Copy every entry word for word. Skip the pictures.

Records supplied:
:::
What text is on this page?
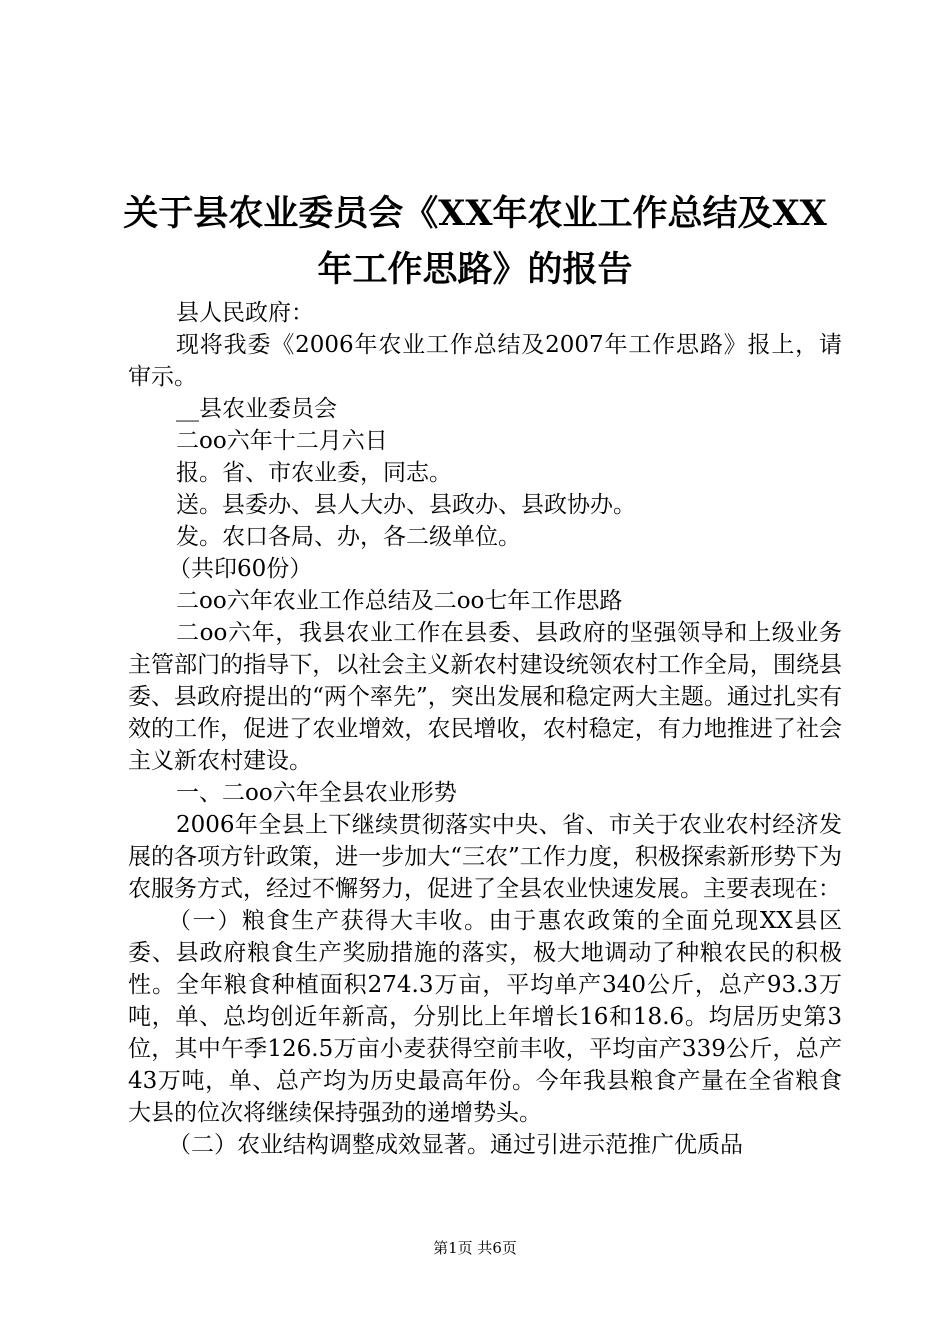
关于县农业委员会《XX年农业工作总结及XX年工作思路》的报告

县人民政府：

现将我委《2006年农业工作总结及2007年工作思路》报上，请审示。

__县农业委员会

二oo六年十二月六日

报。省、市农业委，同志。

送。县委办、县人大办、县政办、县政协办。

发。农口各局、办，各二级单位。

（共印60份）

二oo六年农业工作总结及二oo七年工作思路

二oo六年，我县农业工作在县委、县政府的坚强领导和上级业务主管部门的指导下，以社会主义新农村建设统领农村工作全局，围绕县委、县政府提出的“两个率先”，突出发展和稳定两大主题。通过扎实有效的工作，促进了农业增效，农民增收，农村稳定，有力地推进了社会主义新农村建设。

一、二oo六年全县农业形势

2006年全县上下继续贯彻落实中央、省、市关于农业农村经济发展的各项方针政策，进一步加大“三农”工作力度，积极探索新形势下为农服务方式，经过不懈努力，促进了全县农业快速发展。主要表现在：

（一）粮食生产获得大丰收。由于惠农政策的全面兑现XX县区委、县政府粮食生产奖励措施的落实，极大地调动了种粮农民的积极性。全年粮食种植面积274.3万亩，平均单产340公斤，总产93.3万吨，单、总均创近年新高，分别比上年增长16和18.6。均居历史第3位，其中午季126.5万亩小麦获得空前丰收，平均亩产339公斤，总产43万吨，单、总产均为历史最高年份。今年我县粮食产量在全省粮食大县的位次将继续保持强劲的递增势头。

（二）农业结构调整成效显著。通过引进示范推广优质品

第1页 共6页
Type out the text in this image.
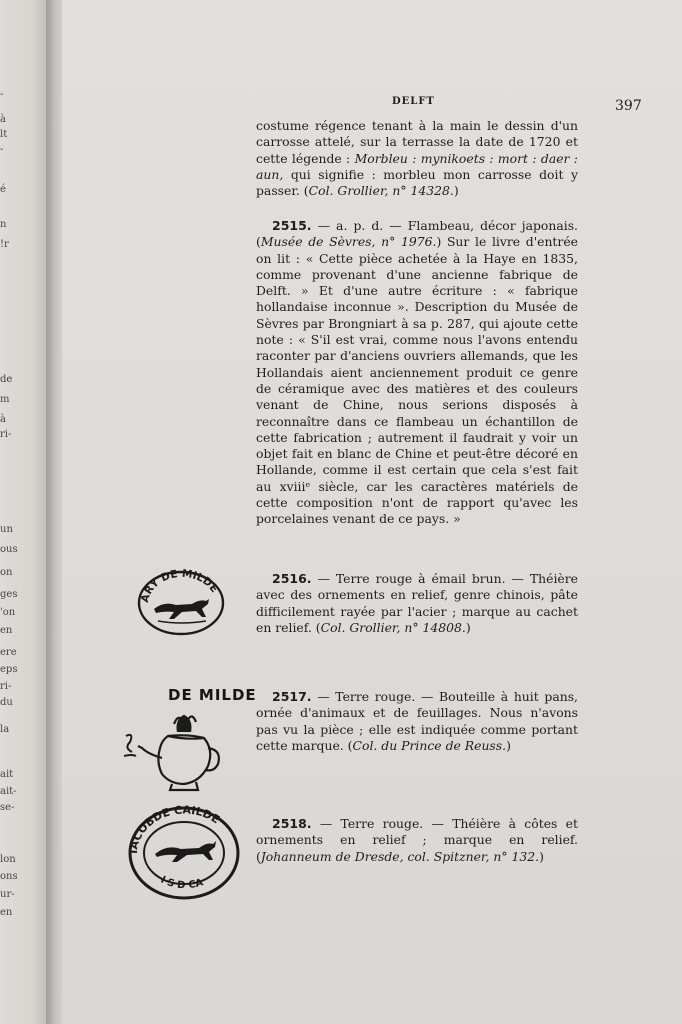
-
à
lt
-
é
n
!r
de
m
à
ri-
un
ous
on
ges
'on
en
ere
eps
ri-
du
la
ait
ait-
se-
lon
ons
ur-
en
DELFT	397

costume régence tenant à la main le dessin d'un carrosse attelé, sur la terrasse la date de 1720 et cette légende : Morbleu : mynikoets : mort : daer : aun, qui signifie : morbleu mon carrosse doit y passer. (Col. Grollier, n° 14328.)

2515. — a. p. d. — Flambeau, décor japonais. (Musée de Sèvres, n° 1976.) Sur le livre d'entrée on lit : « Cette pièce achetée à la Haye en 1835, comme provenant d'une ancienne fabrique de Delft. » Et d'une autre écriture : « fabrique hollandaise inconnue ». Description du Musée de Sèvres par Brongniart à sa p. 287, qui ajoute cette note : « S'il est vrai, comme nous l'avons entendu raconter par d'anciens ouvriers allemands, que les Hollandais aient anciennement produit ce genre de céramique avec des matières et des couleurs venant de Chine, nous serions disposés à reconnaître dans ce flambeau un échantillon de cette fabrication ; autrement il faudrait y voir un objet fait en blanc de Chine et peut-être décoré en Hollande, comme il est certain que cela s'est fait au xviiiᵉ siècle, car les caractères matériels de cette composition n'ont de rapport qu'avec les porcelaines venant de ce pays. »

2516. — Terre rouge à émail brun. — Théière avec des ornements en relief, genre chinois, pâte difficilement rayée par l'acier ; marque au cachet en relief. (Col. Grollier, n° 14808.)

ARY DE MILDE
DE MILDE	2517. — Terre rouge. — Bouteille à huit pans, ornée d'animaux et de feuillages. Nous n'avons pas vu la pièce ; elle est indiquée comme portant cette marque. (Col. du Prince de Reuss.)

IACOBDE CAILDE
I S D CA

2518. — Terre rouge. — Théière à côtes et ornements en relief ; marque en relief. (Johanneum de Dresde, col. Spitzner, n° 132.)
:::
Output of the exercise:
What text is on this page?
关于县农业委员会《XX年农业工作总结及XX年工作思路》的报告

县人民政府：

现将我委《2006年农业工作总结及2007年工作思路》报上，请审示。

__县农业委员会

二oo六年十二月六日

报。省、市农业委，同志。

送。县委办、县人大办、县政办、县政协办。

发。农口各局、办，各二级单位。

（共印60份）

二oo六年农业工作总结及二oo七年工作思路

二oo六年，我县农业工作在县委、县政府的坚强领导和上级业务主管部门的指导下，以社会主义新农村建设统领农村工作全局，围绕县委、县政府提出的“两个率先”，突出发展和稳定两大主题。通过扎实有效的工作，促进了农业增效，农民增收，农村稳定，有力地推进了社会主义新农村建设。

一、二oo六年全县农业形势

2006年全县上下继续贯彻落实中央、省、市关于农业农村经济发展的各项方针政策，进一步加大“三农”工作力度，积极探索新形势下为农服务方式，经过不懈努力，促进了全县农业快速发展。主要表现在：

（一）粮食生产获得大丰收。由于惠农政策的全面兑现XX县区委、县政府粮食生产奖励措施的落实，极大地调动了种粮农民的积极性。全年粮食种植面积274.3万亩，平均单产340公斤，总产93.3万吨，单、总均创近年新高，分别比上年增长16和18.6。均居历史第3位，其中午季126.5万亩小麦获得空前丰收，平均亩产339公斤，总产43万吨，单、总产均为历史最高年份。今年我县粮食产量在全省粮食大县的位次将继续保持强劲的递增势头。

（二）农业结构调整成效显著。通过引进示范推广优质品

第1页 共6页
Type out the text in this image.
-
à
lt
-
é
n
!r
de
m
à
ri-
un
ous
on
ges
'on
en
ere
eps
ri-
du
la
ait
ait-
se-
lon
ons
ur-
en
DELFT	397

costume régence tenant à la main le dessin d'un carrosse attelé, sur la terrasse la date de 1720 et cette légende : Morbleu : mynikoets : mort : daer : aun, qui signifie : morbleu mon carrosse doit y passer. (Col. Grollier, n° 14328.)

2515. — a. p. d. — Flambeau, décor japonais. (Musée de Sèvres, n° 1976.) Sur le livre d'entrée on lit : « Cette pièce achetée à la Haye en 1835, comme provenant d'une ancienne fabrique de Delft. » Et d'une autre écriture : « fabrique hollandaise inconnue ». Description du Musée de Sèvres par Brongniart à sa p. 287, qui ajoute cette note : « S'il est vrai, comme nous l'avons entendu raconter par d'anciens ouvriers allemands, que les Hollandais aient anciennement produit ce genre de céramique avec des matières et des couleurs venant de Chine, nous serions disposés à reconnaître dans ce flambeau un échantillon de cette fabrication ; autrement il faudrait y voir un objet fait en blanc de Chine et peut-être décoré en Hollande, comme il est certain que cela s'est fait au xviiiᵉ siècle, car les caractères matériels de cette composition n'ont de rapport qu'avec les porcelaines venant de ce pays. »

2516. — Terre rouge à émail brun. — Théière avec des ornements en relief, genre chinois, pâte difficilement rayée par l'acier ; marque au cachet en relief. (Col. Grollier, n° 14808.)

ARY DE MILDE
DE MILDE	2517. — Terre rouge. — Bouteille à huit pans, ornée d'animaux et de feuillages. Nous n'avons pas vu la pièce ; elle est indiquée comme portant cette marque. (Col. du Prince de Reuss.)

IACOBDE CAILDE
I S D CA

2518. — Terre rouge. — Théière à côtes et ornements en relief ; marque en relief. (Johanneum de Dresde, col. Spitzner, n° 132.)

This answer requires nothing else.